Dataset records
+++

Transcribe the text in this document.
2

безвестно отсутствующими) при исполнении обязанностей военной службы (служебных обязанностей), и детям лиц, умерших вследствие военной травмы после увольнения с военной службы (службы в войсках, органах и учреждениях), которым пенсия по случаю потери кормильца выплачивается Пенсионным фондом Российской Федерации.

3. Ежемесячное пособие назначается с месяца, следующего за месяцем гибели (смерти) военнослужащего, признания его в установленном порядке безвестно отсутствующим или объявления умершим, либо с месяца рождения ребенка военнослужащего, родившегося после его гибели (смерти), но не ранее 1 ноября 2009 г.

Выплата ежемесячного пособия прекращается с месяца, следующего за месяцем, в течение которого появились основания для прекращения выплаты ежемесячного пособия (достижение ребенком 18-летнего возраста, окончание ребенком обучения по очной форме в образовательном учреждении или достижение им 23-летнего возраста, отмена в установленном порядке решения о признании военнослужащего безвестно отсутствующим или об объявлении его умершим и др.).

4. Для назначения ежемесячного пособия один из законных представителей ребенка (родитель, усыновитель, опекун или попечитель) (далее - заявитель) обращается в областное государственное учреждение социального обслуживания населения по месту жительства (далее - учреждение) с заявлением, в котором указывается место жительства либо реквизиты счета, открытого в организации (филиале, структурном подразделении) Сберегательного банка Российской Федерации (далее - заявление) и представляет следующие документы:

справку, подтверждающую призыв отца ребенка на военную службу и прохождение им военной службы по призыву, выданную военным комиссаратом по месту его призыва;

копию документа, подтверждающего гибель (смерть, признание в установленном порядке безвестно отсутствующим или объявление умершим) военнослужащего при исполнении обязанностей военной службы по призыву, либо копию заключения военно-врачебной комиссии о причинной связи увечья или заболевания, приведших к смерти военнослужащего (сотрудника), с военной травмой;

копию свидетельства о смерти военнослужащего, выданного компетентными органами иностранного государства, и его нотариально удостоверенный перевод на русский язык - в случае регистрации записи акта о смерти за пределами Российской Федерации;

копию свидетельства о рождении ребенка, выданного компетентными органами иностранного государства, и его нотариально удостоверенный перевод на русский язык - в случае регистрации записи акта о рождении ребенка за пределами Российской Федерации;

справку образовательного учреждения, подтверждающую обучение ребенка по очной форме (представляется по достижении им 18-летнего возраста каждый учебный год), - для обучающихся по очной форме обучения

+++

What is needed. Type out the material again exactly as presented.

The answer.
Transcribe the text in this document.
2

безвестно отсутствующими) при исполнении обязанностей военной службы (служебных обязанностей), и детям лиц, умерших вследствие военной травмы после увольнения с военной службы (службы в войсках, органах и учреждениях), которым пенсия по случаю потери кормильца выплачивается Пенсионным фондом Российской Федерации.

3. Ежемесячное пособие назначается с месяца, следующего за месяцем гибели (смерти) военнослужащего, признания его в установленном порядке безвестно отсутствующим или объявления умершим, либо с месяца рождения ребенка военнослужащего, родившегося после его гибели (смерти), но не ранее 1 ноября 2009 г.

Выплата ежемесячного пособия прекращается с месяца, следующего за месяцем, в течение которого появились основания для прекращения выплаты ежемесячного пособия (достижение ребенком 18-летнего возраста, окончание ребенком обучения по очной форме в образовательном учреждении или достижение им 23-летнего возраста, отмена в установленном порядке решения о признании военнослужащего безвестно отсутствующим или об объявлении его умершим и др.).

4. Для назначения ежемесячного пособия один из законных представителей ребенка (родитель, усыновитель, опекун или попечитель) (далее - заявитель) обращается в областное государственное учреждение социального обслуживания населения по месту жительства (далее - учреждение) с заявлением, в котором указывается место жительства либо реквизиты счета, открытого в организации (филиале, структурном подразделении) Сберегательного банка Российской Федерации (далее - заявление) и представляет следующие документы:

справку, подтверждающую призыв отца ребенка на военную службу и прохождение им военной службы по призыву, выданную военным комиссаратом по месту его призыва;

копию документа, подтверждающего гибель (смерть, признание в установленном порядке безвестно отсутствующим или объявление умершим) военнослужащего при исполнении обязанностей военной службы по призыву, либо копию заключения военно-врачебной комиссии о причинной связи увечья или заболевания, приведших к смерти военнослужащего (сотрудника), с военной травмой;

копию свидетельства о смерти военнослужащего, выданного компетентными органами иностранного государства, и его нотариально удостоверенный перевод на русский язык - в случае регистрации записи акта о смерти за пределами Российской Федерации;

копию свидетельства о рождении ребенка, выданного компетентными органами иностранного государства, и его нотариально удостоверенный перевод на русский язык - в случае регистрации записи акта о рождении ребенка за пределами Российской Федерации;

справку образовательного учреждения, подтверждающую обучение ребенка по очной форме (представляется по достижении им 18-летнего возраста каждый учебный год), - для обучающихся по очной форме обучения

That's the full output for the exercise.